## Entries provided
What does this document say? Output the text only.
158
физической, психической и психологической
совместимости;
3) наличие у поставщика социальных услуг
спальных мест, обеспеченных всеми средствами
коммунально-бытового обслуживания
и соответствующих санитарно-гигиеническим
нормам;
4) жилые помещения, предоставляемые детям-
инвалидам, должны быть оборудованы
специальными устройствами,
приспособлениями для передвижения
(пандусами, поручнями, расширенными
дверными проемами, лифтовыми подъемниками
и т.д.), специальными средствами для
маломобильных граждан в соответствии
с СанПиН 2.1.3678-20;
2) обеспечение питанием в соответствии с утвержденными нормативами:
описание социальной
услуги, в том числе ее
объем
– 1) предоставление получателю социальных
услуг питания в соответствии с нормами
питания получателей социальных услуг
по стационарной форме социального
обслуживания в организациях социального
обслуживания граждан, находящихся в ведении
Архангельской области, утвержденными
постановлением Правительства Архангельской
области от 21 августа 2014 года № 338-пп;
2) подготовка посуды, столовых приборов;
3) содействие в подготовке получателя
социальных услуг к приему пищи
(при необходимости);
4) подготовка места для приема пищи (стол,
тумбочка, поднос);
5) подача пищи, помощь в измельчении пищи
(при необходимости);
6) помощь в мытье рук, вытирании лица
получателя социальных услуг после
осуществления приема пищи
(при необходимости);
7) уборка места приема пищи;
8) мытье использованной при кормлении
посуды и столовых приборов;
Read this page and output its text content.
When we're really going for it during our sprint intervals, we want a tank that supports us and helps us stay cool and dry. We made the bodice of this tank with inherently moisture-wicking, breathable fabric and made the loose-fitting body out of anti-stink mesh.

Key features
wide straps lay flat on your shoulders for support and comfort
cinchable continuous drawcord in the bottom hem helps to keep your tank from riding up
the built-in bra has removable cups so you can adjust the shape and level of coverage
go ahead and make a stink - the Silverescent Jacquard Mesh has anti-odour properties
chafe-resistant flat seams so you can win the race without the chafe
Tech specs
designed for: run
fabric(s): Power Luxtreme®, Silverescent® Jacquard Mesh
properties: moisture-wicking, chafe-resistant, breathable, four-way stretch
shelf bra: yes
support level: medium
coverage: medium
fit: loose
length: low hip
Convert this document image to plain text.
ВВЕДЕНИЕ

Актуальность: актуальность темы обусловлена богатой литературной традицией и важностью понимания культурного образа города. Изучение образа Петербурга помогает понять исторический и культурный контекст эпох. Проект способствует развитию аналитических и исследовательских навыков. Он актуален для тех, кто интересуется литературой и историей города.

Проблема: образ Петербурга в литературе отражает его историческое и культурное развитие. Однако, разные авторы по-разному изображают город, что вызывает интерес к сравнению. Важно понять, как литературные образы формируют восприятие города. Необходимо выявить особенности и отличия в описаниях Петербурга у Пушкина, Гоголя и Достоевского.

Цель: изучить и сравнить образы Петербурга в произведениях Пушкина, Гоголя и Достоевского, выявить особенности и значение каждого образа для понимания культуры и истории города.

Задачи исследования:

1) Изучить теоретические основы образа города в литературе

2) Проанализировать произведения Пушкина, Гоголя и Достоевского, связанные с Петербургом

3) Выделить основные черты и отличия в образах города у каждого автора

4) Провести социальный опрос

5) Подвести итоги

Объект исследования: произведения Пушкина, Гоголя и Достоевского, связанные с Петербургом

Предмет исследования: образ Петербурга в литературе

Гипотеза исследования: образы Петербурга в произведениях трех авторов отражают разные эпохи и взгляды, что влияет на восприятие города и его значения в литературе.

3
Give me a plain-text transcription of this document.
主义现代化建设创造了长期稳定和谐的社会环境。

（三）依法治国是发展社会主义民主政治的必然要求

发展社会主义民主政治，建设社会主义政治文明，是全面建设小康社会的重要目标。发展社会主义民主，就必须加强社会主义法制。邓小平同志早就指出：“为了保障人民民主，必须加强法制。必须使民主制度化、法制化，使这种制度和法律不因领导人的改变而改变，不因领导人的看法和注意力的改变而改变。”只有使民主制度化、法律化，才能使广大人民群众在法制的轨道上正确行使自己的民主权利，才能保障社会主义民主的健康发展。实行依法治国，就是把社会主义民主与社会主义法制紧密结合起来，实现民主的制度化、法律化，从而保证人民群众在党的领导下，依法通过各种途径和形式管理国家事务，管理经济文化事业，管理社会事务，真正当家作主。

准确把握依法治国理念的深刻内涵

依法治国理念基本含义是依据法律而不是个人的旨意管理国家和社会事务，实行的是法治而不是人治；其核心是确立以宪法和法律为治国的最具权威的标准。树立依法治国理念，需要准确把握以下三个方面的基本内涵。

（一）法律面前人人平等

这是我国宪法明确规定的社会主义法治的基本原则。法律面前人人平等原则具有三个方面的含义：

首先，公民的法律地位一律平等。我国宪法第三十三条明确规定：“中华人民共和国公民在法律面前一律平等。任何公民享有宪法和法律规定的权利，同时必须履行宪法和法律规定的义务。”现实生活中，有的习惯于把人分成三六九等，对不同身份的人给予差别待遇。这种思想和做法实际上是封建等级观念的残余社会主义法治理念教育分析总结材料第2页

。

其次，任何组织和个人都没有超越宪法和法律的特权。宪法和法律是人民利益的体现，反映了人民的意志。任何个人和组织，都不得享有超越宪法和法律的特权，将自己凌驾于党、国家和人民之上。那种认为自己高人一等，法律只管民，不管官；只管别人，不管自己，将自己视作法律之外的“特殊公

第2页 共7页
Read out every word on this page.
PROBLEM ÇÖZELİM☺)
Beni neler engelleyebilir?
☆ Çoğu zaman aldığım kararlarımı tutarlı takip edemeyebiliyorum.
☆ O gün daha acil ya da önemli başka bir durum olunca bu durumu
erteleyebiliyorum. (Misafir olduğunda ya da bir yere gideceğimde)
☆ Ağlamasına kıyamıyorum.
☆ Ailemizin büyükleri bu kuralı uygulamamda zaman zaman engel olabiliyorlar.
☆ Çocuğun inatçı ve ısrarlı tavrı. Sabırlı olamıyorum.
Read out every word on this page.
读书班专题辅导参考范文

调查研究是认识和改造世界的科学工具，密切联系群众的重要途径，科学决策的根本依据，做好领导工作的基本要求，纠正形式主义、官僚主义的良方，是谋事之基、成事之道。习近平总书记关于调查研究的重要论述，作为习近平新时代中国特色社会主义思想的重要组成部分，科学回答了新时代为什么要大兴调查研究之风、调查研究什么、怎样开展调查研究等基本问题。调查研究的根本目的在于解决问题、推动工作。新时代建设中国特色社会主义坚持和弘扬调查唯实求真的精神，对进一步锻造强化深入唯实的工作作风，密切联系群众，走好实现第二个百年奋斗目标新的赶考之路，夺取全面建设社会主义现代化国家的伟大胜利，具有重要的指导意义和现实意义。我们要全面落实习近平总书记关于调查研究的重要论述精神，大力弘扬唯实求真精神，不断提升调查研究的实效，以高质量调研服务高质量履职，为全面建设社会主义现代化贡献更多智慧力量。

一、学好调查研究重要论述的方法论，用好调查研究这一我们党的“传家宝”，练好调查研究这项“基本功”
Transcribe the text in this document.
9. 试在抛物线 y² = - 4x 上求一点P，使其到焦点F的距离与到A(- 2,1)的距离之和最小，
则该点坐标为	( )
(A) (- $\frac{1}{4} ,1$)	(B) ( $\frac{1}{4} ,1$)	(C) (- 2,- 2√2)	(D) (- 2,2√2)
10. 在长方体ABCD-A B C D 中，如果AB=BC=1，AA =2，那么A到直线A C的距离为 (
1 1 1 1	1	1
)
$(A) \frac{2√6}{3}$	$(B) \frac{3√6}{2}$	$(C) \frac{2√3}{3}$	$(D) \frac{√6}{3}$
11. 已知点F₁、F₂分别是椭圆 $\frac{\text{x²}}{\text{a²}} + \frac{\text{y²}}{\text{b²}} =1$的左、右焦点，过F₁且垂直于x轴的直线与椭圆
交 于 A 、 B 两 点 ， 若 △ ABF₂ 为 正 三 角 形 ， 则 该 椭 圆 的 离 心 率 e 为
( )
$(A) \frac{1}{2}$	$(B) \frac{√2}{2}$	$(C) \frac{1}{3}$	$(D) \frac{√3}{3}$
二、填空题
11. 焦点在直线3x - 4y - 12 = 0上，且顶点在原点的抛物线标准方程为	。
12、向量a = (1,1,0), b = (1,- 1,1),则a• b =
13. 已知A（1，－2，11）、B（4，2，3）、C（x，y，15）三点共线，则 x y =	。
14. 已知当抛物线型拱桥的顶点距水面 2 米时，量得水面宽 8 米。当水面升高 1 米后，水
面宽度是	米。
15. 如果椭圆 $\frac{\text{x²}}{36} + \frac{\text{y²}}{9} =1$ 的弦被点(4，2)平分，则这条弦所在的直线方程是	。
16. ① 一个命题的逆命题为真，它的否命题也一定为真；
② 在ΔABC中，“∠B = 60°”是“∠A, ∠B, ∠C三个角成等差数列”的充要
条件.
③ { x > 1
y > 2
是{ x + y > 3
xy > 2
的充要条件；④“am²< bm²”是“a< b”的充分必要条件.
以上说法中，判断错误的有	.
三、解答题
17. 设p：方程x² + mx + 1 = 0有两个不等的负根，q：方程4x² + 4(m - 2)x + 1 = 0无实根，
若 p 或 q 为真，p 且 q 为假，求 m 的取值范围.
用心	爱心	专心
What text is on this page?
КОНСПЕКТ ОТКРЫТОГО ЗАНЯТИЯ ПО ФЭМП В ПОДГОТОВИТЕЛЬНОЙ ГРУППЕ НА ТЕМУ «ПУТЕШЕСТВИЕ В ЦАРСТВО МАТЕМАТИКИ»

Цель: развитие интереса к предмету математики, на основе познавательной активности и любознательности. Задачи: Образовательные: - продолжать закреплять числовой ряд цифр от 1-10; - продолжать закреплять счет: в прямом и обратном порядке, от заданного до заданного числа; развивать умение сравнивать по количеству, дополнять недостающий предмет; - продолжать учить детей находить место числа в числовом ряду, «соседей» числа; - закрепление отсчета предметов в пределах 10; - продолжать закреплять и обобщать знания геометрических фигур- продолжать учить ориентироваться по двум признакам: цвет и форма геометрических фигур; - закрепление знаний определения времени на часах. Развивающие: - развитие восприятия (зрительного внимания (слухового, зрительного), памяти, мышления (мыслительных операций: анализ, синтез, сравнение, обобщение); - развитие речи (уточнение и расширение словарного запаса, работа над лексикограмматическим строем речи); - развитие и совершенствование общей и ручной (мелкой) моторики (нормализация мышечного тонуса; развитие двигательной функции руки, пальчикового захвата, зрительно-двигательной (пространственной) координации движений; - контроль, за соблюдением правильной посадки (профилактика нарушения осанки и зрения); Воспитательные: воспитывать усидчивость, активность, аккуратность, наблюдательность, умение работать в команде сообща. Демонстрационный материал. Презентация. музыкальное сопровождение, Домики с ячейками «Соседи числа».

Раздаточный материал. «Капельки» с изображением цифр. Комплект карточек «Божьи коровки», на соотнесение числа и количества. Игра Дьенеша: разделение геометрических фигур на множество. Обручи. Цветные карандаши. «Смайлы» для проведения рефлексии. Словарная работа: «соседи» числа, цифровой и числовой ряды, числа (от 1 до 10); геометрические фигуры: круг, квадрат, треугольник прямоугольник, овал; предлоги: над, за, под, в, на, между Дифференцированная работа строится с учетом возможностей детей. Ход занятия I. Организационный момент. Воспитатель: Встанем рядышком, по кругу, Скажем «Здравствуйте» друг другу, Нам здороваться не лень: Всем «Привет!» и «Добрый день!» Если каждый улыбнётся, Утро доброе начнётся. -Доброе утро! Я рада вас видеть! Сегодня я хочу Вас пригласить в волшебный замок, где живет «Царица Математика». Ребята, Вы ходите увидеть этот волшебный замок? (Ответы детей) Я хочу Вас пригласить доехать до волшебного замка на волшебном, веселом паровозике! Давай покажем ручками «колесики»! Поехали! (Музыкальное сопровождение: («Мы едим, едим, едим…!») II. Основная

## Stated problem
Find the count of lines in the data above where the string "fabric" occurs. Provide that number alone.

## Expected answer
2